[TASK DIRECTIONS]:
Every entry should be repeated exactly. Omit the pictures.

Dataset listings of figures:
:::::
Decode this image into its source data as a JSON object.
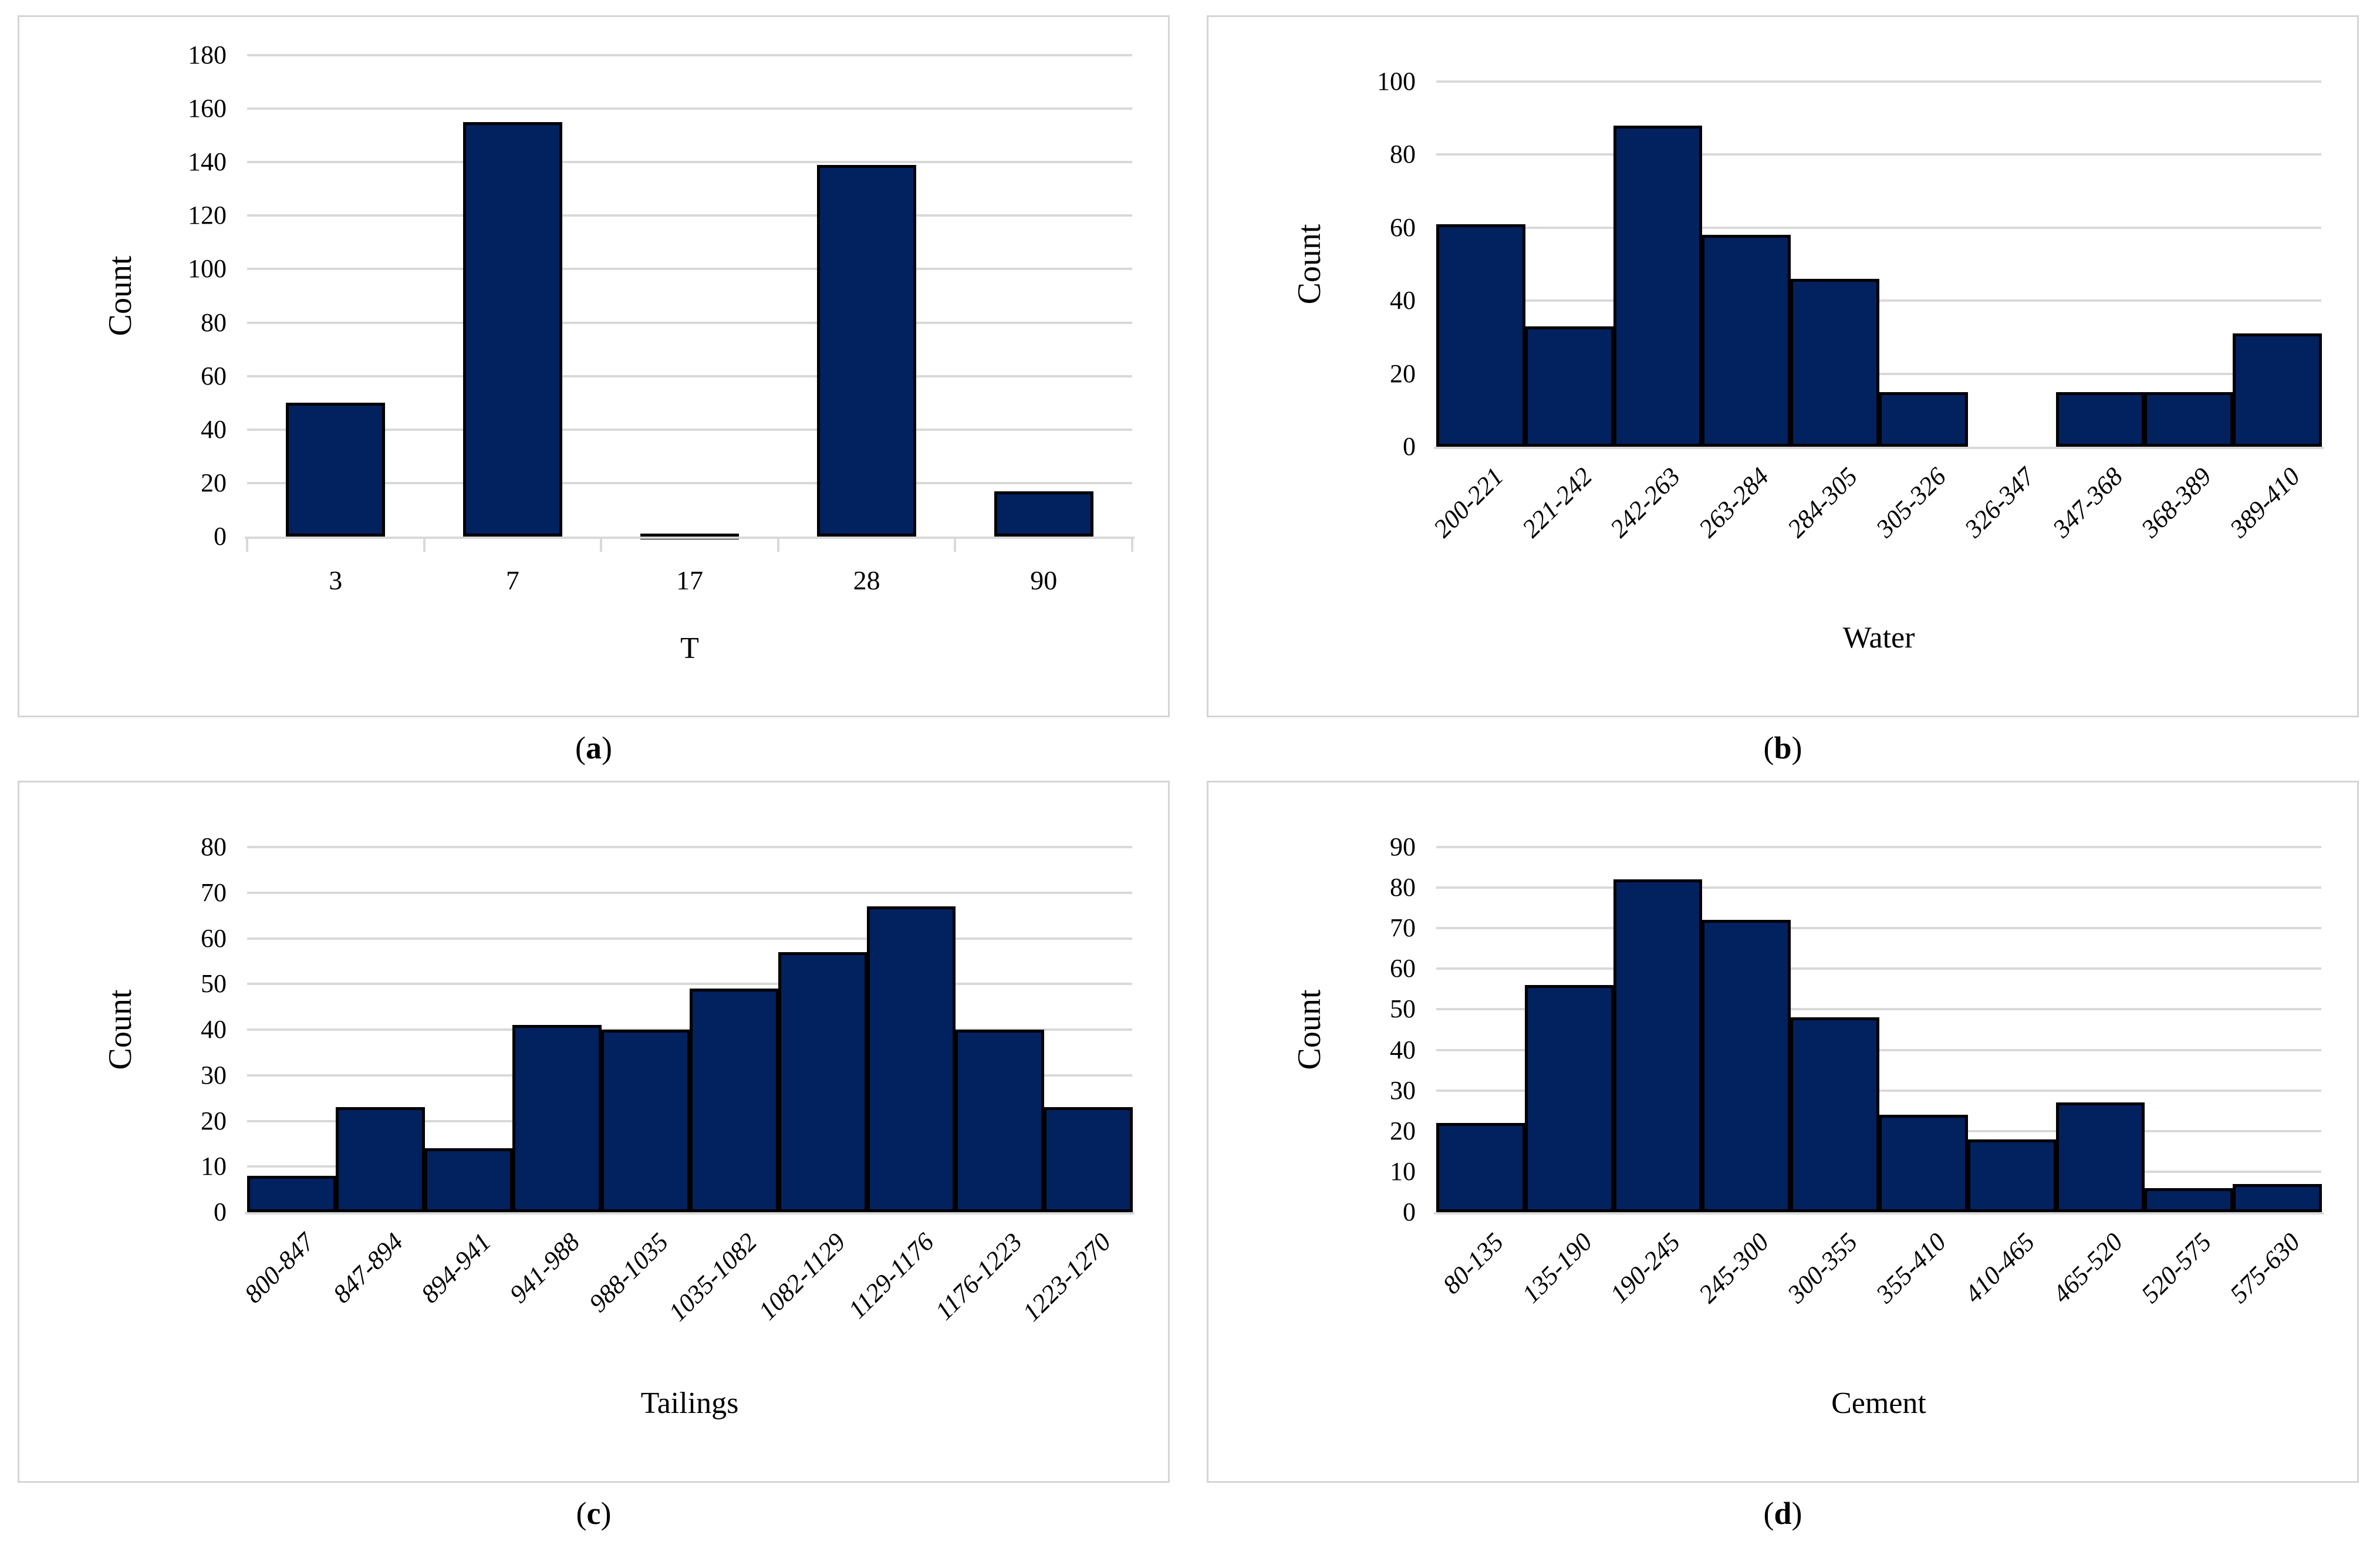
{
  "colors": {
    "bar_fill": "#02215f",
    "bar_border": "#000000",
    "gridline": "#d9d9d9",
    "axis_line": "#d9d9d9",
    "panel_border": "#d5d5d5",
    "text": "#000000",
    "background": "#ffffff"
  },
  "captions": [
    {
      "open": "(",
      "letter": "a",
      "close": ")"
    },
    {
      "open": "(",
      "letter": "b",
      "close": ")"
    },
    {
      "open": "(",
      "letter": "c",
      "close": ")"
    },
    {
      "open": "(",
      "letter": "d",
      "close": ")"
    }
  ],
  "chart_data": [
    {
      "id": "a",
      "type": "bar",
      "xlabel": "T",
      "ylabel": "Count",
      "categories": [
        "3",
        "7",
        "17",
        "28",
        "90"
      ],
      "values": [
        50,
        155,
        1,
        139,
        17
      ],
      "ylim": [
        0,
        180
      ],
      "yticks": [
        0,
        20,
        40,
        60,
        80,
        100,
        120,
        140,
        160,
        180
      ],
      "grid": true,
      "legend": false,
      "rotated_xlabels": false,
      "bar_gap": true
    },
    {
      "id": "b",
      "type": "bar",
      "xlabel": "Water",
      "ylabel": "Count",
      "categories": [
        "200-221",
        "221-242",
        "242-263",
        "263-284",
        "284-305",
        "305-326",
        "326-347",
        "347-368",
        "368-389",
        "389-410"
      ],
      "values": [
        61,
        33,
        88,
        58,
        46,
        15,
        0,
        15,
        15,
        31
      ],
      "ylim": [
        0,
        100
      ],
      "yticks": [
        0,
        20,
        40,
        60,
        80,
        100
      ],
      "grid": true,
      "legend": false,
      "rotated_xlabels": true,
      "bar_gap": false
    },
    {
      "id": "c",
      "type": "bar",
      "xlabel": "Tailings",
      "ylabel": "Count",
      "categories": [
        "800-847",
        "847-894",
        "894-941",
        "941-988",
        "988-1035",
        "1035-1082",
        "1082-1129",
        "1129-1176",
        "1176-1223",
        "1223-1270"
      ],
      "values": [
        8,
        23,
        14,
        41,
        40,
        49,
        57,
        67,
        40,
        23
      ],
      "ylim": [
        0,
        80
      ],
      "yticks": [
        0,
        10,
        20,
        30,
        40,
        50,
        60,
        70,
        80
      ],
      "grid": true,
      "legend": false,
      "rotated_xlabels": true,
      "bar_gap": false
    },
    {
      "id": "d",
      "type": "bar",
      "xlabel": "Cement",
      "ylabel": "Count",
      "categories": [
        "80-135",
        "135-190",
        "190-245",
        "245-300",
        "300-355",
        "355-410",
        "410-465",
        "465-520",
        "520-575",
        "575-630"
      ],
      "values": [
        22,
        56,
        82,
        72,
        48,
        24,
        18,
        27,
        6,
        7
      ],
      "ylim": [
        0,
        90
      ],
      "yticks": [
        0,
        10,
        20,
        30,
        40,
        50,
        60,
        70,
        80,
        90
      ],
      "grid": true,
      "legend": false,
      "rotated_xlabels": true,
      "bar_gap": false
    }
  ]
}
:::::
[WRITTEN REPLY]:
Decode this image into its source data as a JSON object.
{
  "colors": {
    "bar_fill": "#02215f",
    "bar_border": "#000000",
    "gridline": "#d9d9d9",
    "axis_line": "#d9d9d9",
    "panel_border": "#d5d5d5",
    "text": "#000000",
    "background": "#ffffff"
  },
  "captions": [
    {
      "open": "(",
      "letter": "a",
      "close": ")"
    },
    {
      "open": "(",
      "letter": "b",
      "close": ")"
    },
    {
      "open": "(",
      "letter": "c",
      "close": ")"
    },
    {
      "open": "(",
      "letter": "d",
      "close": ")"
    }
  ],
  "chart_data": [
    {
      "id": "a",
      "type": "bar",
      "xlabel": "T",
      "ylabel": "Count",
      "categories": [
        "3",
        "7",
        "17",
        "28",
        "90"
      ],
      "values": [
        50,
        155,
        1,
        139,
        17
      ],
      "ylim": [
        0,
        180
      ],
      "yticks": [
        0,
        20,
        40,
        60,
        80,
        100,
        120,
        140,
        160,
        180
      ],
      "grid": true,
      "legend": false,
      "rotated_xlabels": false,
      "bar_gap": true
    },
    {
      "id": "b",
      "type": "bar",
      "xlabel": "Water",
      "ylabel": "Count",
      "categories": [
        "200-221",
        "221-242",
        "242-263",
        "263-284",
        "284-305",
        "305-326",
        "326-347",
        "347-368",
        "368-389",
        "389-410"
      ],
      "values": [
        61,
        33,
        88,
        58,
        46,
        15,
        0,
        15,
        15,
        31
      ],
      "ylim": [
        0,
        100
      ],
      "yticks": [
        0,
        20,
        40,
        60,
        80,
        100
      ],
      "grid": true,
      "legend": false,
      "rotated_xlabels": true,
      "bar_gap": false
    },
    {
      "id": "c",
      "type": "bar",
      "xlabel": "Tailings",
      "ylabel": "Count",
      "categories": [
        "800-847",
        "847-894",
        "894-941",
        "941-988",
        "988-1035",
        "1035-1082",
        "1082-1129",
        "1129-1176",
        "1176-1223",
        "1223-1270"
      ],
      "values": [
        8,
        23,
        14,
        41,
        40,
        49,
        57,
        67,
        40,
        23
      ],
      "ylim": [
        0,
        80
      ],
      "yticks": [
        0,
        10,
        20,
        30,
        40,
        50,
        60,
        70,
        80
      ],
      "grid": true,
      "legend": false,
      "rotated_xlabels": true,
      "bar_gap": false
    },
    {
      "id": "d",
      "type": "bar",
      "xlabel": "Cement",
      "ylabel": "Count",
      "categories": [
        "80-135",
        "135-190",
        "190-245",
        "245-300",
        "300-355",
        "355-410",
        "410-465",
        "465-520",
        "520-575",
        "575-630"
      ],
      "values": [
        22,
        56,
        82,
        72,
        48,
        24,
        18,
        27,
        6,
        7
      ],
      "ylim": [
        0,
        90
      ],
      "yticks": [
        0,
        10,
        20,
        30,
        40,
        50,
        60,
        70,
        80,
        90
      ],
      "grid": true,
      "legend": false,
      "rotated_xlabels": true,
      "bar_gap": false
    }
  ]
}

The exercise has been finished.